EXERCISE INPUTS:
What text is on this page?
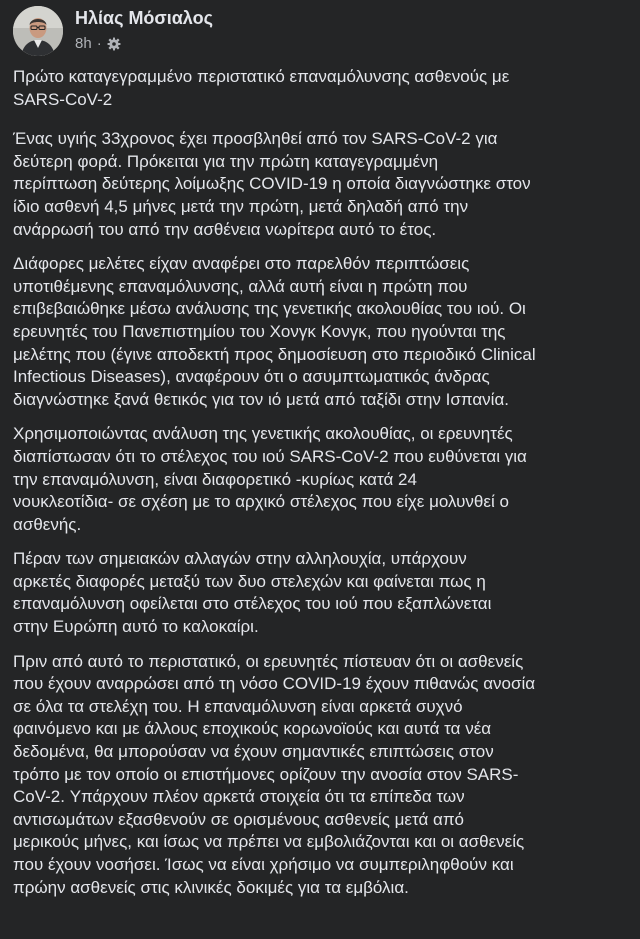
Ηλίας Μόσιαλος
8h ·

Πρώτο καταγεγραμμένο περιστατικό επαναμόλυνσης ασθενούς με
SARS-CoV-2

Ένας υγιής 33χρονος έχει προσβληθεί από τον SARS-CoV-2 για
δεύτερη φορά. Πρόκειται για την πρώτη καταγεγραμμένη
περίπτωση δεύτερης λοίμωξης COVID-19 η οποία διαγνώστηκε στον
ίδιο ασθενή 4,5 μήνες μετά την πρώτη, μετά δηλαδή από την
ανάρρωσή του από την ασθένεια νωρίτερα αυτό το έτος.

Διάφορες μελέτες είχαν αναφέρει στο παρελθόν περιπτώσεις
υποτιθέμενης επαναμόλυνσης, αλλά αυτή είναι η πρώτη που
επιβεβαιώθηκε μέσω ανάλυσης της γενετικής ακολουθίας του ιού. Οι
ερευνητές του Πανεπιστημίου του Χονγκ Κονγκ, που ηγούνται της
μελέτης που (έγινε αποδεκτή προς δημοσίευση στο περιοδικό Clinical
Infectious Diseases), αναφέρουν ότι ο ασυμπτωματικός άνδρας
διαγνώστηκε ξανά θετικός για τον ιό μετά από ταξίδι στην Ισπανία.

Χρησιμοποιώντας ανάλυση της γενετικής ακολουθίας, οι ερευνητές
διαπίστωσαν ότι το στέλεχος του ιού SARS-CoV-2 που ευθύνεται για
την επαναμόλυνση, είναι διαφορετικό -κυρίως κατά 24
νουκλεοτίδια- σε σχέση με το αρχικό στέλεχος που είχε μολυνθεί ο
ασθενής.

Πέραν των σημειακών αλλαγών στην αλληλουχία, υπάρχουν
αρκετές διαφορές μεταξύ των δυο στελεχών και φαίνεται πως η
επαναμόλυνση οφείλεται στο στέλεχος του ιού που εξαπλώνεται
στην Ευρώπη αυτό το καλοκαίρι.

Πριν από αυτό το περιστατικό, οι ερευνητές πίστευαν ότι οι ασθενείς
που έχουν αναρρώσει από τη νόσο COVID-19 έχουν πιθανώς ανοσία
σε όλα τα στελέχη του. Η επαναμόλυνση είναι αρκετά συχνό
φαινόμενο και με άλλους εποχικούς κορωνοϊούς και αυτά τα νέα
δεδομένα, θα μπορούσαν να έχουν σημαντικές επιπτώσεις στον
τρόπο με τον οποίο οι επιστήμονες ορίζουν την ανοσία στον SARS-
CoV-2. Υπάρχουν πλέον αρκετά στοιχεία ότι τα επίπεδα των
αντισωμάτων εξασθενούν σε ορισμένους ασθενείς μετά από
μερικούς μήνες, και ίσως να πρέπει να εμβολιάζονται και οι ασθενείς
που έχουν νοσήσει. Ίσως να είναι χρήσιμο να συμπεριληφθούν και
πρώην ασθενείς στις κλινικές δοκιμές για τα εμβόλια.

WHAT YOU HAVE TO DO: Your task is to set down the records shown above exactly, minus any pictures.

COMPLETED EXERCISE:
What text is on this page?
Ηλίας Μόσιαλος
8h ·

Πρώτο καταγεγραμμένο περιστατικό επαναμόλυνσης ασθενούς με
SARS-CoV-2

Ένας υγιής 33χρονος έχει προσβληθεί από τον SARS-CoV-2 για
δεύτερη φορά. Πρόκειται για την πρώτη καταγεγραμμένη
περίπτωση δεύτερης λοίμωξης COVID-19 η οποία διαγνώστηκε στον
ίδιο ασθενή 4,5 μήνες μετά την πρώτη, μετά δηλαδή από την
ανάρρωσή του από την ασθένεια νωρίτερα αυτό το έτος.

Διάφορες μελέτες είχαν αναφέρει στο παρελθόν περιπτώσεις
υποτιθέμενης επαναμόλυνσης, αλλά αυτή είναι η πρώτη που
επιβεβαιώθηκε μέσω ανάλυσης της γενετικής ακολουθίας του ιού. Οι
ερευνητές του Πανεπιστημίου του Χονγκ Κονγκ, που ηγούνται της
μελέτης που (έγινε αποδεκτή προς δημοσίευση στο περιοδικό Clinical
Infectious Diseases), αναφέρουν ότι ο ασυμπτωματικός άνδρας
διαγνώστηκε ξανά θετικός για τον ιό μετά από ταξίδι στην Ισπανία.

Χρησιμοποιώντας ανάλυση της γενετικής ακολουθίας, οι ερευνητές
διαπίστωσαν ότι το στέλεχος του ιού SARS-CoV-2 που ευθύνεται για
την επαναμόλυνση, είναι διαφορετικό -κυρίως κατά 24
νουκλεοτίδια- σε σχέση με το αρχικό στέλεχος που είχε μολυνθεί ο
ασθενής.

Πέραν των σημειακών αλλαγών στην αλληλουχία, υπάρχουν
αρκετές διαφορές μεταξύ των δυο στελεχών και φαίνεται πως η
επαναμόλυνση οφείλεται στο στέλεχος του ιού που εξαπλώνεται
στην Ευρώπη αυτό το καλοκαίρι.

Πριν από αυτό το περιστατικό, οι ερευνητές πίστευαν ότι οι ασθενείς
που έχουν αναρρώσει από τη νόσο COVID-19 έχουν πιθανώς ανοσία
σε όλα τα στελέχη του. Η επαναμόλυνση είναι αρκετά συχνό
φαινόμενο και με άλλους εποχικούς κορωνοϊούς και αυτά τα νέα
δεδομένα, θα μπορούσαν να έχουν σημαντικές επιπτώσεις στον
τρόπο με τον οποίο οι επιστήμονες ορίζουν την ανοσία στον SARS-
CoV-2. Υπάρχουν πλέον αρκετά στοιχεία ότι τα επίπεδα των
αντισωμάτων εξασθενούν σε ορισμένους ασθενείς μετά από
μερικούς μήνες, και ίσως να πρέπει να εμβολιάζονται και οι ασθενείς
που έχουν νοσήσει. Ίσως να είναι χρήσιμο να συμπεριληφθούν και
πρώην ασθενείς στις κλινικές δοκιμές για τα εμβόλια.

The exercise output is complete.